The task :: Continue the essay on Watchmen and Dr. Manhattan, starting right after its last sentence.

But what if we examine Watchmen as a different sort of cultural artifact? I think you can deconstruct the graphic novel’s notoriously bleak reputation to uncover a surprisingly rosy take on modernity—maybe even the most optimistic account of warfare in the twentieth-century canon. Despite its gritty trappings, within the seemingly cynical Watchmen universe there exists a powerful, if disguised, strain of hope.
To me, the real power of Watchmen is in how Moore channeled an entire generation’s worst fear into the glowing figure of Dr. Manhattan. Moore’s achievement is not just that he wrote a comic that humanized superheroes; he also humanized the abstract idea of annihilation, recasting it as a sympathetic (if not empathetic) force.
It’s pretty clear from his handle alone that Dr. Manhattan, who is also referred to in the comic as the “H-bomb” and “a man to end worlds,” personifies nuclear power. Moore took something that was on everyone’s mind—weapons of mass destruction—and remade it into a hero. Consider the following passage that describes Dr. Manhattan:
Our entire culture has had to contort itself to accommodate the presence of something more than human, and we have all felt the results of this. The evidence surrounds us, in our everyday lives and on the front pages of the newspapers we read. One single being has been allowed to change the entire world, pushing it closer to its eventual destruction in the process.

Excerpted data ::
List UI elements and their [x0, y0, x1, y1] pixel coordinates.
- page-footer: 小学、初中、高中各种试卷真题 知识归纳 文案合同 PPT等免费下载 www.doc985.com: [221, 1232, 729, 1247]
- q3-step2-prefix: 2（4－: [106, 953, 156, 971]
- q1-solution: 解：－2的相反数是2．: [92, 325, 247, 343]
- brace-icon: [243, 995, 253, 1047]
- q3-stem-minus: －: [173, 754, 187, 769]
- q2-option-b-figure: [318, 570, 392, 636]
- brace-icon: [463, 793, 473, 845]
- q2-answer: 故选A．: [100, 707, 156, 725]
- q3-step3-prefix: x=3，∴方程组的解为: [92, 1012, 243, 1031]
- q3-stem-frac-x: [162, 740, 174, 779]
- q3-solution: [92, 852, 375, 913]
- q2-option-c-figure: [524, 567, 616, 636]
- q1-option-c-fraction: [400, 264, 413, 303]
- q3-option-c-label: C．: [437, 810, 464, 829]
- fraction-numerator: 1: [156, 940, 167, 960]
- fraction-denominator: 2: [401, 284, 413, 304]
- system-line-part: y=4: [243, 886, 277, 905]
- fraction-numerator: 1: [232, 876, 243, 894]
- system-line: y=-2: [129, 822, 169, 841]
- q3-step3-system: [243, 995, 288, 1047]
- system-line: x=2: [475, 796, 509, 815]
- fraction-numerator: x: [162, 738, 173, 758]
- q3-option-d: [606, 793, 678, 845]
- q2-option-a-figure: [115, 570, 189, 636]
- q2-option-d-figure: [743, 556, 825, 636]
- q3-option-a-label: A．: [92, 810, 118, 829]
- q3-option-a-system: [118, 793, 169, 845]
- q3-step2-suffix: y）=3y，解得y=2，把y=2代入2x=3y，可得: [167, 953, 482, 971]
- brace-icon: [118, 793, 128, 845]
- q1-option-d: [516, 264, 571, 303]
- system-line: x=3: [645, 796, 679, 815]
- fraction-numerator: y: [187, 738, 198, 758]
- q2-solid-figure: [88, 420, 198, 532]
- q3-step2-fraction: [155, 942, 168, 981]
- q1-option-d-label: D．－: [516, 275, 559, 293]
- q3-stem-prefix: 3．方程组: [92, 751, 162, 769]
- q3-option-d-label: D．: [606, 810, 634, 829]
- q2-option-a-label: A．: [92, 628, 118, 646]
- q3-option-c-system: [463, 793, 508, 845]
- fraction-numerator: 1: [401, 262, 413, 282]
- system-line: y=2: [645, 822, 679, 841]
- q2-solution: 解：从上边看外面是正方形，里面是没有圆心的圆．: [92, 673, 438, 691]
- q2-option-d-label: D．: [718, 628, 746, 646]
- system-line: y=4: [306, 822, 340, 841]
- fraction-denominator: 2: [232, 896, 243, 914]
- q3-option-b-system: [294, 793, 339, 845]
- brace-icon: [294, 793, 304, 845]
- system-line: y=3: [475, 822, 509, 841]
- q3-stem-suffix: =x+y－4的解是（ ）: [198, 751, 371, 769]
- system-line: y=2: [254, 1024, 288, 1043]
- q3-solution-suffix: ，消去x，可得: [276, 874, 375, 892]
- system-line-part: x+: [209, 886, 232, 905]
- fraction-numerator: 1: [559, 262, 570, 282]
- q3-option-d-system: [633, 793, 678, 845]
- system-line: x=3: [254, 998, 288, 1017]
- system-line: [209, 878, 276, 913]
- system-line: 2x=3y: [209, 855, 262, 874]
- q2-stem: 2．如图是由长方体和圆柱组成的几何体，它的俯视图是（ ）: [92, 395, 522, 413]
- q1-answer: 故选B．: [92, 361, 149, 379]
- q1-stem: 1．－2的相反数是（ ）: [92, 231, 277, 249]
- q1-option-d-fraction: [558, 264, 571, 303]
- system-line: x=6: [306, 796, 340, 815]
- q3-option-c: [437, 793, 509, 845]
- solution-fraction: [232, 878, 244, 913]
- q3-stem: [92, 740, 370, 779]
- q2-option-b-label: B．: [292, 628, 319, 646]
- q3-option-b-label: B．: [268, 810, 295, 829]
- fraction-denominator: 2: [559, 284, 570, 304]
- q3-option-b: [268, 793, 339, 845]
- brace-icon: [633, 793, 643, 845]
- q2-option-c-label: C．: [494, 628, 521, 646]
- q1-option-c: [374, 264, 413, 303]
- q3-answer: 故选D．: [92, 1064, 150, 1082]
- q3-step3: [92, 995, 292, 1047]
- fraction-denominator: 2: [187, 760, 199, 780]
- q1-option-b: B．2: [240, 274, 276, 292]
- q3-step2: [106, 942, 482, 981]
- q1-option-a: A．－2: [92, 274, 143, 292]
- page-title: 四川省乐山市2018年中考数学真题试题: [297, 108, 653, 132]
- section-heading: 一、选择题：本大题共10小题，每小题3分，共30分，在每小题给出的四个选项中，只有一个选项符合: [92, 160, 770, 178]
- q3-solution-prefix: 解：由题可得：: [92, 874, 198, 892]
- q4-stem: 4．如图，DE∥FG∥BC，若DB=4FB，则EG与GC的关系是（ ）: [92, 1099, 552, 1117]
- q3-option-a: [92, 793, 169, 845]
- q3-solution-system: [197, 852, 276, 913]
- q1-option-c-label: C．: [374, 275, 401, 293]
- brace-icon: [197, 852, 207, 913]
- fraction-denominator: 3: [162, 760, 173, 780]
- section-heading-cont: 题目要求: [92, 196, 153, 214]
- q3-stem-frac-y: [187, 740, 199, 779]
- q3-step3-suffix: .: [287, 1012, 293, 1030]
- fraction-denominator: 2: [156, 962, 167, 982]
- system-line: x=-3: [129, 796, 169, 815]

Task answer ::
and the parallels are obvious.
It’s interesting to me that he is also the most emotionally complex character. At first, he just seems like another postmodern protagonist who is mourning his own detachment from the world. But I think Dr. Manhattan is totally emo, probably the most unlikely emo character ever in the worlds of fiction and film. I’d go so far as to say he’s the beating heart of Watchmen.
Consider his self-imposed exile, when he moped on Mars like a teenager who has locked himself in his room. “Watchmaker,” the most emotionally charged chapter of the graphic novel, showcases Moore’s masterful use of irony. He takes this character that talks like a pretentious fortune cookie and sends him to Mars—a planet with layered cultural associations of emotional bankruptcy (war, men, aliens, etc.)—and uses technical devices like repetition and quasi-quantum gobbledegook to sustain a powerful nostalgic tone as he explores themes like love and its inevitable decline.
By the end of all that, we realize that Dr. Manhattan and his lifeless Mars are not bankrupt; they are bereft. And then Laurie’s visit to Mars helps him realize that people are pretty neat, after all, so he resolves to save the world. And while that doesn’t work out, exactly, by the end of the story the threat has been defused, and so blood on a button becomes ketchup on a shirt.
Nuclear weapons are usually perceived as a threat—a boogieman—for obvious reasons, but in Watchmen, they are recast as a melancholy and benevolent superhero. The movie, to its credit, takes this thought a step further with its revised (and, to my mind, much improved) ending, in which nuclear destruction (instead of fake psychic alien squid) is also a plot device that brings about world peace.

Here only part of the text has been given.